▶ [WRITTEN TASK]
Check each line for the string "this", then give only how many lines have it.

==== ROWS ====

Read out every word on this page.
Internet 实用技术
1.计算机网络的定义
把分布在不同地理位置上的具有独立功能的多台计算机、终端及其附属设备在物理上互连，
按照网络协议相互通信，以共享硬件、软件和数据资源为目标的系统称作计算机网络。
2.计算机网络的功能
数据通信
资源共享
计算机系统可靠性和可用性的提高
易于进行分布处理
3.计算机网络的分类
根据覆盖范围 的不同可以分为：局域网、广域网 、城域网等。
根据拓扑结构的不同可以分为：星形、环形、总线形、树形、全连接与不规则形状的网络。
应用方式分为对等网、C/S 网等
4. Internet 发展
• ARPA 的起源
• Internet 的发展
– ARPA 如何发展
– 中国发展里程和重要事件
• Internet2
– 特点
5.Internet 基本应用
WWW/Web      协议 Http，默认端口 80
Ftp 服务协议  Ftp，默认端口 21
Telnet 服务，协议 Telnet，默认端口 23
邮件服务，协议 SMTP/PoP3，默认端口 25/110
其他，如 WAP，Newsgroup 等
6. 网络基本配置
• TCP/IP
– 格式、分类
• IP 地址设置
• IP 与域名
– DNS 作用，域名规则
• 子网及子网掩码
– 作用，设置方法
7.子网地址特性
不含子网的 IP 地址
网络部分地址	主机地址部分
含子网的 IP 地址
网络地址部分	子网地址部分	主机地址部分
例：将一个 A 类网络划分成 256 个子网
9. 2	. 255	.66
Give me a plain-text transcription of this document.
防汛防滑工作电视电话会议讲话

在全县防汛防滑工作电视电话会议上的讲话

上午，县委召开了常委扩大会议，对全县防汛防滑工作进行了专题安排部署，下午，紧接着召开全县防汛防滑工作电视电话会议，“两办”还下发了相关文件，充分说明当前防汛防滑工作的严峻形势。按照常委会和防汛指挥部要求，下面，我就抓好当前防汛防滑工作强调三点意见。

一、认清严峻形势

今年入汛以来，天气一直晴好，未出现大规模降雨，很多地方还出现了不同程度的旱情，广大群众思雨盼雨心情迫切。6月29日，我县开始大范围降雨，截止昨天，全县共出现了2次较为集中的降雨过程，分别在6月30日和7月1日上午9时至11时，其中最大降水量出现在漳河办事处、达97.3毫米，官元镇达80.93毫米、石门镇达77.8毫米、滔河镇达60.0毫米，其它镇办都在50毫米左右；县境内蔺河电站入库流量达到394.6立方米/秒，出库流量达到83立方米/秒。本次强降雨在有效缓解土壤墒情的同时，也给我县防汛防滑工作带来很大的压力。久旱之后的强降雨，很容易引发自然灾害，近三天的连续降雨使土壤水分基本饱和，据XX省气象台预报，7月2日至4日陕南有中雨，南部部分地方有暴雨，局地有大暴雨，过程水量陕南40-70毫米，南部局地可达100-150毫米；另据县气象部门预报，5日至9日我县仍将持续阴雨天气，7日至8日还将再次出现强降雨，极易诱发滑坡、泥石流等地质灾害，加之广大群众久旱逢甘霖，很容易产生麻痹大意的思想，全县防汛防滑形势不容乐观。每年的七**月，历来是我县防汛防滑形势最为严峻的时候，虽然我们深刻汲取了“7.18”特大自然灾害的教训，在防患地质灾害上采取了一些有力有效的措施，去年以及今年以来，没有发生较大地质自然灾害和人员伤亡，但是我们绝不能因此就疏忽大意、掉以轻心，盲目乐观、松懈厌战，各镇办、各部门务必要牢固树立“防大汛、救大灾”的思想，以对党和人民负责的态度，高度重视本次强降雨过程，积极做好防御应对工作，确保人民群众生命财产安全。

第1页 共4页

====

▶ [THE ANSWER]
2